▶ _STORED ROWS_
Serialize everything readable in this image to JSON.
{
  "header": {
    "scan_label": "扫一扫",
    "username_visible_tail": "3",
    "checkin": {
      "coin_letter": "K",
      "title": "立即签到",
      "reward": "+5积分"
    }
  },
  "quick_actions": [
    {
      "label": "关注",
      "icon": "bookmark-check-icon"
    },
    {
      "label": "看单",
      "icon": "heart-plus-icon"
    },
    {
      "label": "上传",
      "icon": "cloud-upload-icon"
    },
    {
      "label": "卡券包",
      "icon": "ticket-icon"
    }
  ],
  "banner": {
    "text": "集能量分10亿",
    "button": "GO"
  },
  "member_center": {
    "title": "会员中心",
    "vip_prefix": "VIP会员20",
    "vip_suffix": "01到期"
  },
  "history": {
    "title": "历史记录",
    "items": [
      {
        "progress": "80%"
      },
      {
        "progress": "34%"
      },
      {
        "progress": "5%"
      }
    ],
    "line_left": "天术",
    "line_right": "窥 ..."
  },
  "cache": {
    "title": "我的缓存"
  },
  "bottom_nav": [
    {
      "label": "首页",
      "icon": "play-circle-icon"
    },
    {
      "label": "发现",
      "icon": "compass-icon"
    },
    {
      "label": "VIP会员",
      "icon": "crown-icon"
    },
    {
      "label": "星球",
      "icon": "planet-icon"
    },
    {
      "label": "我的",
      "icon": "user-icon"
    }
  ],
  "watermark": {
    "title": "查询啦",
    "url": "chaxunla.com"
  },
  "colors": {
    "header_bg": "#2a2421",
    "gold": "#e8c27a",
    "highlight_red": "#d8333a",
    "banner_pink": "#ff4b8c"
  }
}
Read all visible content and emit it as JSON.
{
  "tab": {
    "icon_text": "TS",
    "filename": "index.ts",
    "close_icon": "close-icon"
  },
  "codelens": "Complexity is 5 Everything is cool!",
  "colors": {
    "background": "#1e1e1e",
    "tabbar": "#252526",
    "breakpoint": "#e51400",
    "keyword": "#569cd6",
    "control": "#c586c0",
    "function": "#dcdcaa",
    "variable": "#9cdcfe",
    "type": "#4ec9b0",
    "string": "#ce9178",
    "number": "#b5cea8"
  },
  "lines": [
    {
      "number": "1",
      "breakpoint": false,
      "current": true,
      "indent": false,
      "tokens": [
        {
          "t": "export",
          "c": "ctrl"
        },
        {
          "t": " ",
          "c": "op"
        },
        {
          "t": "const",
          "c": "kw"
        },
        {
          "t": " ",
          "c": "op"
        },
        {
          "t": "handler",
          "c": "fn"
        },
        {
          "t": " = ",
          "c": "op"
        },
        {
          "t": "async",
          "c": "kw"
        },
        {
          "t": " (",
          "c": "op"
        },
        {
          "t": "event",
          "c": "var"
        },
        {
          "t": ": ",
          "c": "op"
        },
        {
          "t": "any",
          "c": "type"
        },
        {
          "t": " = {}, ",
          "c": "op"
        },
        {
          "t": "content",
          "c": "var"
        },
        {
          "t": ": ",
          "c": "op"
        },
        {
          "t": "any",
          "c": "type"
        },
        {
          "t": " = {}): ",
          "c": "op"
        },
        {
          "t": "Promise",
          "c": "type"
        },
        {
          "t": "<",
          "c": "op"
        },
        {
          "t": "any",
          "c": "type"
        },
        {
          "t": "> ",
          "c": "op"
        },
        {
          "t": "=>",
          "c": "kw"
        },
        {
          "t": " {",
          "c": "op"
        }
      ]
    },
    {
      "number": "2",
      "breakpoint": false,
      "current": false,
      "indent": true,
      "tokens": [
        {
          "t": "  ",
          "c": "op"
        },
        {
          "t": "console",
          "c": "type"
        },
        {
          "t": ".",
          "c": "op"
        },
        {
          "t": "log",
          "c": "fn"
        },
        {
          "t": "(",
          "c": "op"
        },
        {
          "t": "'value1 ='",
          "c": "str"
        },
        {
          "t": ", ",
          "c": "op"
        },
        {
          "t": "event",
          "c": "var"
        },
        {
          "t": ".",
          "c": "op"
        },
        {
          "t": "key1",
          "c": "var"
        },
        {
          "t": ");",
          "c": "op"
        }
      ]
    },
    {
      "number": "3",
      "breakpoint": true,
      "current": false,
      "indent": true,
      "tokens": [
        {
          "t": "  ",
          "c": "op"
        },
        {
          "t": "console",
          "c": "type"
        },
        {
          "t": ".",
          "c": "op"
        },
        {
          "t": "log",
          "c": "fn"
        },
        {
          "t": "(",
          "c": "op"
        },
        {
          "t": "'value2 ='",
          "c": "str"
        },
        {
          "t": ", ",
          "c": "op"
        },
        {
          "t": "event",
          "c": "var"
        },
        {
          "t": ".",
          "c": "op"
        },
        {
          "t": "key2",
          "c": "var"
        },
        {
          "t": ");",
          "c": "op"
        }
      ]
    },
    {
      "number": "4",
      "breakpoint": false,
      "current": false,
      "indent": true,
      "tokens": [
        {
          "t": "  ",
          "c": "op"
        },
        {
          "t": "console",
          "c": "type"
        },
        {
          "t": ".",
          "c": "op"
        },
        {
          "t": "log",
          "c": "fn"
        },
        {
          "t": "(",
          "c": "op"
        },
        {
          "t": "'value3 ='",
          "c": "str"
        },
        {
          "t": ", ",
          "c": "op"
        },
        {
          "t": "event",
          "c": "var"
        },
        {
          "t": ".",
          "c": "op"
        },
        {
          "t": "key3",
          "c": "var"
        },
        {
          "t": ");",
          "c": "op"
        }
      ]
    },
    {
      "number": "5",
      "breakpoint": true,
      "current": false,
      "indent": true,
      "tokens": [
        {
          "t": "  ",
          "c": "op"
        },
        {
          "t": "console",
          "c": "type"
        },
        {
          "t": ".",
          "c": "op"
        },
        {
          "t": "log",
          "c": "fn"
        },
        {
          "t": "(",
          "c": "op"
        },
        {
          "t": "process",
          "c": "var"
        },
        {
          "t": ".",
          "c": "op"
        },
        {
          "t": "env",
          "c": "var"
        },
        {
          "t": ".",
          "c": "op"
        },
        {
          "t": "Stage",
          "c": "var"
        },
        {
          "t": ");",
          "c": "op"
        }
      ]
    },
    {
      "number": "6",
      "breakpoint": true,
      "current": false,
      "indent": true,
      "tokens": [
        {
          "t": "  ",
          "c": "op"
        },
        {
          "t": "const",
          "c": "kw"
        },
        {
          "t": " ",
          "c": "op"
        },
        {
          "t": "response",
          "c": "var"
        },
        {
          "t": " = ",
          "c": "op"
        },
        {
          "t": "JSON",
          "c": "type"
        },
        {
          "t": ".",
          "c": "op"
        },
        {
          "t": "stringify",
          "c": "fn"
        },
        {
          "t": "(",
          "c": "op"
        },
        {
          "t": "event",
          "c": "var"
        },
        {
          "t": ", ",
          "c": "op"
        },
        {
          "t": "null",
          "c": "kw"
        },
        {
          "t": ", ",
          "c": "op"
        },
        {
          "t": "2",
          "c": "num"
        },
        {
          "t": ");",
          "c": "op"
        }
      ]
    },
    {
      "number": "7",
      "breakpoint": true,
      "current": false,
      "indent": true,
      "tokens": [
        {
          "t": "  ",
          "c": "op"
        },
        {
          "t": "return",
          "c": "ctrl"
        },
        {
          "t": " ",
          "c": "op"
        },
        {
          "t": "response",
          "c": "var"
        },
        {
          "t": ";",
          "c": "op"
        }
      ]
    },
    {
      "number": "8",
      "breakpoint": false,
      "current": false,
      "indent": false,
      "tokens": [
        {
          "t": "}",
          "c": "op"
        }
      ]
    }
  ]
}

▶ _WHAT TO WORK ON_
Each line of the material should be duplicated exactly, please.

▶ _EXERCISE OUTPUT_
Serialize everything readable in this image to JSON.
{
  "header": {
    "scan_label": "扫一扫",
    "username_visible_tail": "3",
    "checkin": {
      "coin_letter": "K",
      "title": "立即签到",
      "reward": "+5积分"
    }
  },
  "quick_actions": [
    {
      "label": "关注",
      "icon": "bookmark-check-icon"
    },
    {
      "label": "看单",
      "icon": "heart-plus-icon"
    },
    {
      "label": "上传",
      "icon": "cloud-upload-icon"
    },
    {
      "label": "卡券包",
      "icon": "ticket-icon"
    }
  ],
  "banner": {
    "text": "集能量分10亿",
    "button": "GO"
  },
  "member_center": {
    "title": "会员中心",
    "vip_prefix": "VIP会员20",
    "vip_suffix": "01到期"
  },
  "history": {
    "title": "历史记录",
    "items": [
      {
        "progress": "80%"
      },
      {
        "progress": "34%"
      },
      {
        "progress": "5%"
      }
    ],
    "line_left": "天术",
    "line_right": "窥 ..."
  },
  "cache": {
    "title": "我的缓存"
  },
  "bottom_nav": [
    {
      "label": "首页",
      "icon": "play-circle-icon"
    },
    {
      "label": "发现",
      "icon": "compass-icon"
    },
    {
      "label": "VIP会员",
      "icon": "crown-icon"
    },
    {
      "label": "星球",
      "icon": "planet-icon"
    },
    {
      "label": "我的",
      "icon": "user-icon"
    }
  ],
  "watermark": {
    "title": "查询啦",
    "url": "chaxunla.com"
  },
  "colors": {
    "header_bg": "#2a2421",
    "gold": "#e8c27a",
    "highlight_red": "#d8333a",
    "banner_pink": "#ff4b8c"
  }
}
Read all visible content and emit it as JSON.
{
  "tab": {
    "icon_text": "TS",
    "filename": "index.ts",
    "close_icon": "close-icon"
  },
  "codelens": "Complexity is 5 Everything is cool!",
  "colors": {
    "background": "#1e1e1e",
    "tabbar": "#252526",
    "breakpoint": "#e51400",
    "keyword": "#569cd6",
    "control": "#c586c0",
    "function": "#dcdcaa",
    "variable": "#9cdcfe",
    "type": "#4ec9b0",
    "string": "#ce9178",
    "number": "#b5cea8"
  },
  "lines": [
    {
      "number": "1",
      "breakpoint": false,
      "current": true,
      "indent": false,
      "tokens": [
        {
          "t": "export",
          "c": "ctrl"
        },
        {
          "t": " ",
          "c": "op"
        },
        {
          "t": "const",
          "c": "kw"
        },
        {
          "t": " ",
          "c": "op"
        },
        {
          "t": "handler",
          "c": "fn"
        },
        {
          "t": " = ",
          "c": "op"
        },
        {
          "t": "async",
          "c": "kw"
        },
        {
          "t": " (",
          "c": "op"
        },
        {
          "t": "event",
          "c": "var"
        },
        {
          "t": ": ",
          "c": "op"
        },
        {
          "t": "any",
          "c": "type"
        },
        {
          "t": " = {}, ",
          "c": "op"
        },
        {
          "t": "content",
          "c": "var"
        },
        {
          "t": ": ",
          "c": "op"
        },
        {
          "t": "any",
          "c": "type"
        },
        {
          "t": " = {}): ",
          "c": "op"
        },
        {
          "t": "Promise",
          "c": "type"
        },
        {
          "t": "<",
          "c": "op"
        },
        {
          "t": "any",
          "c": "type"
        },
        {
          "t": "> ",
          "c": "op"
        },
        {
          "t": "=>",
          "c": "kw"
        },
        {
          "t": " {",
          "c": "op"
        }
      ]
    },
    {
      "number": "2",
      "breakpoint": false,
      "current": false,
      "indent": true,
      "tokens": [
        {
          "t": "  ",
          "c": "op"
        },
        {
          "t": "console",
          "c": "type"
        },
        {
          "t": ".",
          "c": "op"
        },
        {
          "t": "log",
          "c": "fn"
        },
        {
          "t": "(",
          "c": "op"
        },
        {
          "t": "'value1 ='",
          "c": "str"
        },
        {
          "t": ", ",
          "c": "op"
        },
        {
          "t": "event",
          "c": "var"
        },
        {
          "t": ".",
          "c": "op"
        },
        {
          "t": "key1",
          "c": "var"
        },
        {
          "t": ");",
          "c": "op"
        }
      ]
    },
    {
      "number": "3",
      "breakpoint": true,
      "current": false,
      "indent": true,
      "tokens": [
        {
          "t": "  ",
          "c": "op"
        },
        {
          "t": "console",
          "c": "type"
        },
        {
          "t": ".",
          "c": "op"
        },
        {
          "t": "log",
          "c": "fn"
        },
        {
          "t": "(",
          "c": "op"
        },
        {
          "t": "'value2 ='",
          "c": "str"
        },
        {
          "t": ", ",
          "c": "op"
        },
        {
          "t": "event",
          "c": "var"
        },
        {
          "t": ".",
          "c": "op"
        },
        {
          "t": "key2",
          "c": "var"
        },
        {
          "t": ");",
          "c": "op"
        }
      ]
    },
    {
      "number": "4",
      "breakpoint": false,
      "current": false,
      "indent": true,
      "tokens": [
        {
          "t": "  ",
          "c": "op"
        },
        {
          "t": "console",
          "c": "type"
        },
        {
          "t": ".",
          "c": "op"
        },
        {
          "t": "log",
          "c": "fn"
        },
        {
          "t": "(",
          "c": "op"
        },
        {
          "t": "'value3 ='",
          "c": "str"
        },
        {
          "t": ", ",
          "c": "op"
        },
        {
          "t": "event",
          "c": "var"
        },
        {
          "t": ".",
          "c": "op"
        },
        {
          "t": "key3",
          "c": "var"
        },
        {
          "t": ");",
          "c": "op"
        }
      ]
    },
    {
      "number": "5",
      "breakpoint": true,
      "current": false,
      "indent": true,
      "tokens": [
        {
          "t": "  ",
          "c": "op"
        },
        {
          "t": "console",
          "c": "type"
        },
        {
          "t": ".",
          "c": "op"
        },
        {
          "t": "log",
          "c": "fn"
        },
        {
          "t": "(",
          "c": "op"
        },
        {
          "t": "process",
          "c": "var"
        },
        {
          "t": ".",
          "c": "op"
        },
        {
          "t": "env",
          "c": "var"
        },
        {
          "t": ".",
          "c": "op"
        },
        {
          "t": "Stage",
          "c": "var"
        },
        {
          "t": ");",
          "c": "op"
        }
      ]
    },
    {
      "number": "6",
      "breakpoint": true,
      "current": false,
      "indent": true,
      "tokens": [
        {
          "t": "  ",
          "c": "op"
        },
        {
          "t": "const",
          "c": "kw"
        },
        {
          "t": " ",
          "c": "op"
        },
        {
          "t": "response",
          "c": "var"
        },
        {
          "t": " = ",
          "c": "op"
        },
        {
          "t": "JSON",
          "c": "type"
        },
        {
          "t": ".",
          "c": "op"
        },
        {
          "t": "stringify",
          "c": "fn"
        },
        {
          "t": "(",
          "c": "op"
        },
        {
          "t": "event",
          "c": "var"
        },
        {
          "t": ", ",
          "c": "op"
        },
        {
          "t": "null",
          "c": "kw"
        },
        {
          "t": ", ",
          "c": "op"
        },
        {
          "t": "2",
          "c": "num"
        },
        {
          "t": ");",
          "c": "op"
        }
      ]
    },
    {
      "number": "7",
      "breakpoint": true,
      "current": false,
      "indent": true,
      "tokens": [
        {
          "t": "  ",
          "c": "op"
        },
        {
          "t": "return",
          "c": "ctrl"
        },
        {
          "t": " ",
          "c": "op"
        },
        {
          "t": "response",
          "c": "var"
        },
        {
          "t": ";",
          "c": "op"
        }
      ]
    },
    {
      "number": "8",
      "breakpoint": false,
      "current": false,
      "indent": false,
      "tokens": [
        {
          "t": "}",
          "c": "op"
        }
      ]
    }
  ]
}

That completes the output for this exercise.